▶ TASK DESCRIPTION
Spot each line in the records below where the word "boundary" occurs, then copy it.
▼▼▼
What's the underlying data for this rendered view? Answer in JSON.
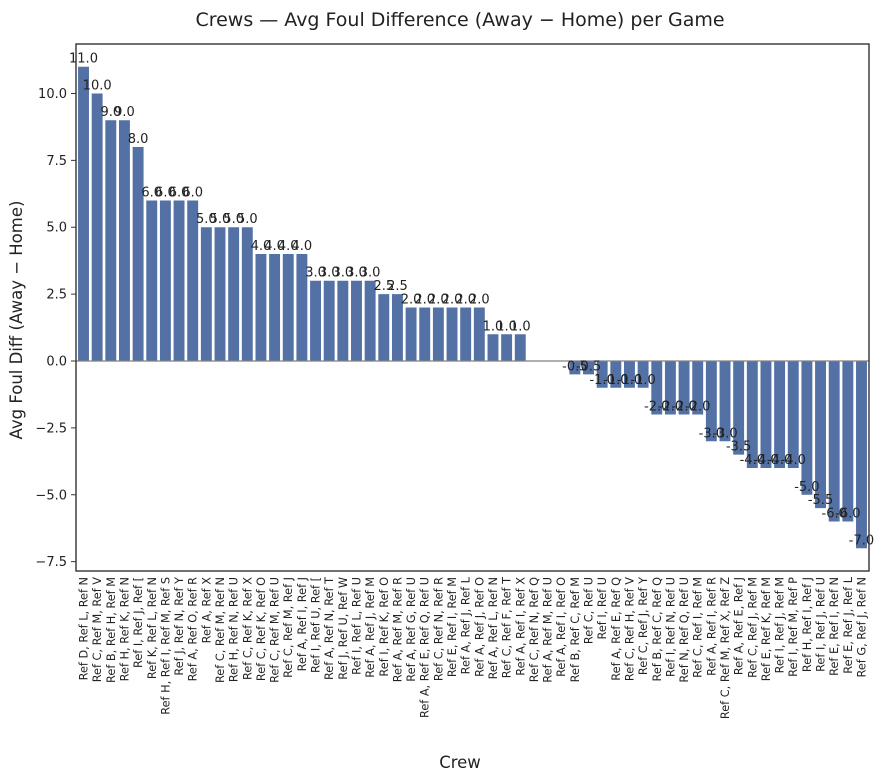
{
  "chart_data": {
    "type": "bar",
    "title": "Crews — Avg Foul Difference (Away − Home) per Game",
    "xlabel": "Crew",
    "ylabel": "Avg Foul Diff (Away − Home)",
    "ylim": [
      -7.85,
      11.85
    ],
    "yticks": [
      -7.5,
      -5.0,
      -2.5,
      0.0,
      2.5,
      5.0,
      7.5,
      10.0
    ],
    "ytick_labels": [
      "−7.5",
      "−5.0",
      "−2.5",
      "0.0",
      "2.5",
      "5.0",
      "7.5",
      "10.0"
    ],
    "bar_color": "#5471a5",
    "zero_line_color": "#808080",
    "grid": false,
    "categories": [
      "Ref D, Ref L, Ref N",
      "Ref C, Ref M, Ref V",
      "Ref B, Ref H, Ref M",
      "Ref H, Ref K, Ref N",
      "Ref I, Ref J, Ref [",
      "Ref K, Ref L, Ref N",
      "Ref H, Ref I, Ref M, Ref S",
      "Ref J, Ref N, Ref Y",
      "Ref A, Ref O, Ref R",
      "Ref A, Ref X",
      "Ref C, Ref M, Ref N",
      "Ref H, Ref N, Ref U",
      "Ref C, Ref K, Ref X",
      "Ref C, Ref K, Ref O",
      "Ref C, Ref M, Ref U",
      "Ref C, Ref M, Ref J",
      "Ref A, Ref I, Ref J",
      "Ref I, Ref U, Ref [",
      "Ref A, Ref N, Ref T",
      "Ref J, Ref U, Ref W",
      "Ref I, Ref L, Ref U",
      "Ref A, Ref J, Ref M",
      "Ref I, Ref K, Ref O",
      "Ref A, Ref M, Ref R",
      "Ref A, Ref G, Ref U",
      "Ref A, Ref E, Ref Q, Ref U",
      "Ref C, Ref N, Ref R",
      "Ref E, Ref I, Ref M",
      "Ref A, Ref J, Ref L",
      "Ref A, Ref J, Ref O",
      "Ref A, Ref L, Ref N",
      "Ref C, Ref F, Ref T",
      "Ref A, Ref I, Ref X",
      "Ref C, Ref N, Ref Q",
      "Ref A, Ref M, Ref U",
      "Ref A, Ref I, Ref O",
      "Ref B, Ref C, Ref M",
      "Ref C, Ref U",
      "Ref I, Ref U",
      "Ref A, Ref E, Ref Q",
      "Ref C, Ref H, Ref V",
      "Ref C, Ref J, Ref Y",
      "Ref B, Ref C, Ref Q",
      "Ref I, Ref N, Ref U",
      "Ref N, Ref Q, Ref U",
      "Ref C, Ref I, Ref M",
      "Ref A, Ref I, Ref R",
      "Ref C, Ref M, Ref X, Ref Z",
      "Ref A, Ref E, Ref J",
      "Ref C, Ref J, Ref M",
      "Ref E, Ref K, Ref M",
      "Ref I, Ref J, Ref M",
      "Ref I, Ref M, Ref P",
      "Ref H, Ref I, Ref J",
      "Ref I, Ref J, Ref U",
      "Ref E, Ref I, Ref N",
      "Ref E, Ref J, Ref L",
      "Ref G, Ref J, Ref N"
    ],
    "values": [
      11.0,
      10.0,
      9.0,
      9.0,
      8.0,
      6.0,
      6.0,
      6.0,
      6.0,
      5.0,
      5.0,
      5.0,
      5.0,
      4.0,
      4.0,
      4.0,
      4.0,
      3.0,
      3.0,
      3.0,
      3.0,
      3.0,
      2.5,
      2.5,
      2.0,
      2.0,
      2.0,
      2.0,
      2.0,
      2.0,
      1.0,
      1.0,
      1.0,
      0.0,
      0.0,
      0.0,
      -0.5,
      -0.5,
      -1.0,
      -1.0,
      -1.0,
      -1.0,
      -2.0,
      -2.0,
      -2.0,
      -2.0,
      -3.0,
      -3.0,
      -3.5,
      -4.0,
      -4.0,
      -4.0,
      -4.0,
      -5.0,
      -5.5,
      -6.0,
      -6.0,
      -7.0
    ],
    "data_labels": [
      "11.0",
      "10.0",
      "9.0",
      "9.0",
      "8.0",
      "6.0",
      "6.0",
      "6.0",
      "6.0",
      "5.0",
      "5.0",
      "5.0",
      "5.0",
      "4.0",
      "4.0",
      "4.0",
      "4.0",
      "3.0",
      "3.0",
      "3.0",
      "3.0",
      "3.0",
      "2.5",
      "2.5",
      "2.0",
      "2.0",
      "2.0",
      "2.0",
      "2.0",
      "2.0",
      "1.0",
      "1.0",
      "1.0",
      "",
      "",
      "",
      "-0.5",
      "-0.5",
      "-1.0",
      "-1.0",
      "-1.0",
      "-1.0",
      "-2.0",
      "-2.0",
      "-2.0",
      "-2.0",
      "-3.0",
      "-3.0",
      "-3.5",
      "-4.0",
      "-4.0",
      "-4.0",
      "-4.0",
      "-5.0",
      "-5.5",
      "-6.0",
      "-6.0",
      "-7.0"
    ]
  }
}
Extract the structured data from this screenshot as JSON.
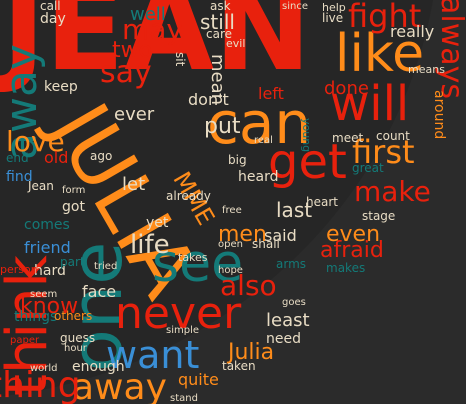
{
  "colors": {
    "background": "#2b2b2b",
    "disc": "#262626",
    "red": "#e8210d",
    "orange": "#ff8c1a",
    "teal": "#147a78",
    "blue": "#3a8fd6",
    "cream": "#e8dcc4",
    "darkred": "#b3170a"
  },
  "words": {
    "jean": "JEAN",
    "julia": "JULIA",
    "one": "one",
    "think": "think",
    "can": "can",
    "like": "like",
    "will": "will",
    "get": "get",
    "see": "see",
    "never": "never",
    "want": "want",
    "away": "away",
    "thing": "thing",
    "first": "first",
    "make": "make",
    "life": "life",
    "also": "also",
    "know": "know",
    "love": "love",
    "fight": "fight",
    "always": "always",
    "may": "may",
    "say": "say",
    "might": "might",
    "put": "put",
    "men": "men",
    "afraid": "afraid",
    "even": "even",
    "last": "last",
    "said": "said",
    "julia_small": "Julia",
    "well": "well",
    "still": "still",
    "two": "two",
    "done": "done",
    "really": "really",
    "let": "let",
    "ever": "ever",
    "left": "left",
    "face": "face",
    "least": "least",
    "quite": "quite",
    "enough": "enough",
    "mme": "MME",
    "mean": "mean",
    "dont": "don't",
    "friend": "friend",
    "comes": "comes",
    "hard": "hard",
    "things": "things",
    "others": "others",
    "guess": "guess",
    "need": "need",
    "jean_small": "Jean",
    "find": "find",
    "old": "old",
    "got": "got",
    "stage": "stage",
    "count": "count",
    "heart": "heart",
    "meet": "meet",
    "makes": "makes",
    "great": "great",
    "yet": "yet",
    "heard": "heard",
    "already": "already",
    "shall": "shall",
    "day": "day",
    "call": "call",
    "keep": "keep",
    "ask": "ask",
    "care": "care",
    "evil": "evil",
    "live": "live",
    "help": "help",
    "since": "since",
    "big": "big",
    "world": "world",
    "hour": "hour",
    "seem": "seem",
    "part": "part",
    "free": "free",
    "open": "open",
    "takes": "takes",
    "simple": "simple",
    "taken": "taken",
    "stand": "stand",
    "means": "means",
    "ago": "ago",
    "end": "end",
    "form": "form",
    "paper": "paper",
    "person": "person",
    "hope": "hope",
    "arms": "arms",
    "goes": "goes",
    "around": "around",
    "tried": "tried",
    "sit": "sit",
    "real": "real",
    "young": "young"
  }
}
▲▲▲
▼▼▼
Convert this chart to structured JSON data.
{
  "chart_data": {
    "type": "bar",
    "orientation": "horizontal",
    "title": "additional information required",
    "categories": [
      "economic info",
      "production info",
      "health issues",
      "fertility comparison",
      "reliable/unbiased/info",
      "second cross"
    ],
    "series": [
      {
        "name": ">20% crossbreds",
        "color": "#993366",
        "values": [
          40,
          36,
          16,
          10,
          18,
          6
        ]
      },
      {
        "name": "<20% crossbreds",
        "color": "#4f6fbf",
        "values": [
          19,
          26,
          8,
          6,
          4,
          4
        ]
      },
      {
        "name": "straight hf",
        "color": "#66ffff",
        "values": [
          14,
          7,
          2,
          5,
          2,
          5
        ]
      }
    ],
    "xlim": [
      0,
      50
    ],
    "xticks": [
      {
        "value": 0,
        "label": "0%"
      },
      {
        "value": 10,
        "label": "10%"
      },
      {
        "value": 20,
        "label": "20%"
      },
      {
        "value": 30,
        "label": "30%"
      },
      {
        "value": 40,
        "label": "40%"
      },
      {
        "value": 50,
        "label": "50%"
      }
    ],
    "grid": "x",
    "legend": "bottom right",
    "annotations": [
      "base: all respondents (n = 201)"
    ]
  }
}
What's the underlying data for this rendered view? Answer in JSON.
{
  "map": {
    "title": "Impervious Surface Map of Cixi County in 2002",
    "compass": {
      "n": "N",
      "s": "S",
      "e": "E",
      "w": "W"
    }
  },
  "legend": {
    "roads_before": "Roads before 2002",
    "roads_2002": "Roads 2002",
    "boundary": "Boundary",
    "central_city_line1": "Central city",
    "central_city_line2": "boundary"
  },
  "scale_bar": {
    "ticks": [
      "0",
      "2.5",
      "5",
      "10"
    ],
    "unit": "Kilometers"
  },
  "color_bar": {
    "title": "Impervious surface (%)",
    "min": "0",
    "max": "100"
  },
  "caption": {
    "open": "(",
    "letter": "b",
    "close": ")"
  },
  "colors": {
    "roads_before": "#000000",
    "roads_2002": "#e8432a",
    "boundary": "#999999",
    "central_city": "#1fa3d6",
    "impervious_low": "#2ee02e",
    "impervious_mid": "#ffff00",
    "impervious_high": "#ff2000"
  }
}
▲▲▲
▶ IN RESPONSE
    "boundary": "Boundary",
    "central_city_line2": "boundary"
    "boundary": "#999999",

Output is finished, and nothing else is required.